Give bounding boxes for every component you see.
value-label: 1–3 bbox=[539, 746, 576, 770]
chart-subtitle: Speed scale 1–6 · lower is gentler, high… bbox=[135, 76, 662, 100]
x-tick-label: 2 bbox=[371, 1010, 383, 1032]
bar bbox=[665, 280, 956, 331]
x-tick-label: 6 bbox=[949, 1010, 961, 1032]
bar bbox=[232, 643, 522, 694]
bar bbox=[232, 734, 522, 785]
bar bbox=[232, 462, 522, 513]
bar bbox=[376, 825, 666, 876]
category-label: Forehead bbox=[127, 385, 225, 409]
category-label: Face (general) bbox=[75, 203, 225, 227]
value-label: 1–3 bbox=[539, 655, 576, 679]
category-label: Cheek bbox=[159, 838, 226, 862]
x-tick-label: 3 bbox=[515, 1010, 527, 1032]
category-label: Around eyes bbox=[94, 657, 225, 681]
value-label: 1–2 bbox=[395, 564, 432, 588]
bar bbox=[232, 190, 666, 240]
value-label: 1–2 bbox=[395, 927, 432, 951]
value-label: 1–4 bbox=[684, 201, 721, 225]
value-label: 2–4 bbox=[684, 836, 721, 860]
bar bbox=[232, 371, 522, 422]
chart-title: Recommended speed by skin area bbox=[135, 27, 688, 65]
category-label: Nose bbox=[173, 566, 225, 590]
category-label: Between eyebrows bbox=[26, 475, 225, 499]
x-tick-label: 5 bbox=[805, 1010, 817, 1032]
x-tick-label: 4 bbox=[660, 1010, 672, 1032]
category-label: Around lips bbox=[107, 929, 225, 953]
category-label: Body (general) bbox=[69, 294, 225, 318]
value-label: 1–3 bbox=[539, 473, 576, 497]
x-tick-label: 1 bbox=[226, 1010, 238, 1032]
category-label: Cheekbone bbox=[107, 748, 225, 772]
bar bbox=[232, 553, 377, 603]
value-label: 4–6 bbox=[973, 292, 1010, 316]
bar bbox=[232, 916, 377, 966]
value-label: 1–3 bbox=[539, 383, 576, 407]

____

▶ REQUIREMENTS:
Reproduce all the rows above without changing a single character.

▶ FULL SOLUTION:
Give bounding boxes for every component you see.
value-label: 1–3 bbox=[539, 746, 576, 770]
chart-subtitle: Speed scale 1–6 · lower is gentler, high… bbox=[135, 76, 662, 100]
x-tick-label: 2 bbox=[371, 1010, 383, 1032]
bar bbox=[665, 280, 956, 331]
x-tick-label: 6 bbox=[949, 1010, 961, 1032]
bar bbox=[232, 643, 522, 694]
bar bbox=[232, 734, 522, 785]
bar bbox=[232, 462, 522, 513]
bar bbox=[376, 825, 666, 876]
category-label: Forehead bbox=[127, 385, 225, 409]
category-label: Face (general) bbox=[75, 203, 225, 227]
value-label: 1–3 bbox=[539, 655, 576, 679]
category-label: Cheek bbox=[159, 838, 226, 862]
x-tick-label: 3 bbox=[515, 1010, 527, 1032]
category-label: Around eyes bbox=[94, 657, 225, 681]
value-label: 1–2 bbox=[395, 564, 432, 588]
bar bbox=[232, 190, 666, 240]
value-label: 1–2 bbox=[395, 927, 432, 951]
value-label: 1–4 bbox=[684, 201, 721, 225]
value-label: 2–4 bbox=[684, 836, 721, 860]
bar bbox=[232, 371, 522, 422]
chart-title: Recommended speed by skin area bbox=[135, 27, 688, 65]
category-label: Nose bbox=[173, 566, 225, 590]
category-label: Between eyebrows bbox=[26, 475, 225, 499]
x-tick-label: 5 bbox=[805, 1010, 817, 1032]
x-tick-label: 4 bbox=[660, 1010, 672, 1032]
category-label: Around lips bbox=[107, 929, 225, 953]
category-label: Body (general) bbox=[69, 294, 225, 318]
value-label: 1–3 bbox=[539, 473, 576, 497]
x-tick-label: 1 bbox=[226, 1010, 238, 1032]
category-label: Cheekbone bbox=[107, 748, 225, 772]
bar bbox=[232, 553, 377, 603]
value-label: 4–6 bbox=[973, 292, 1010, 316]
bar bbox=[232, 916, 377, 966]
value-label: 1–3 bbox=[539, 383, 576, 407]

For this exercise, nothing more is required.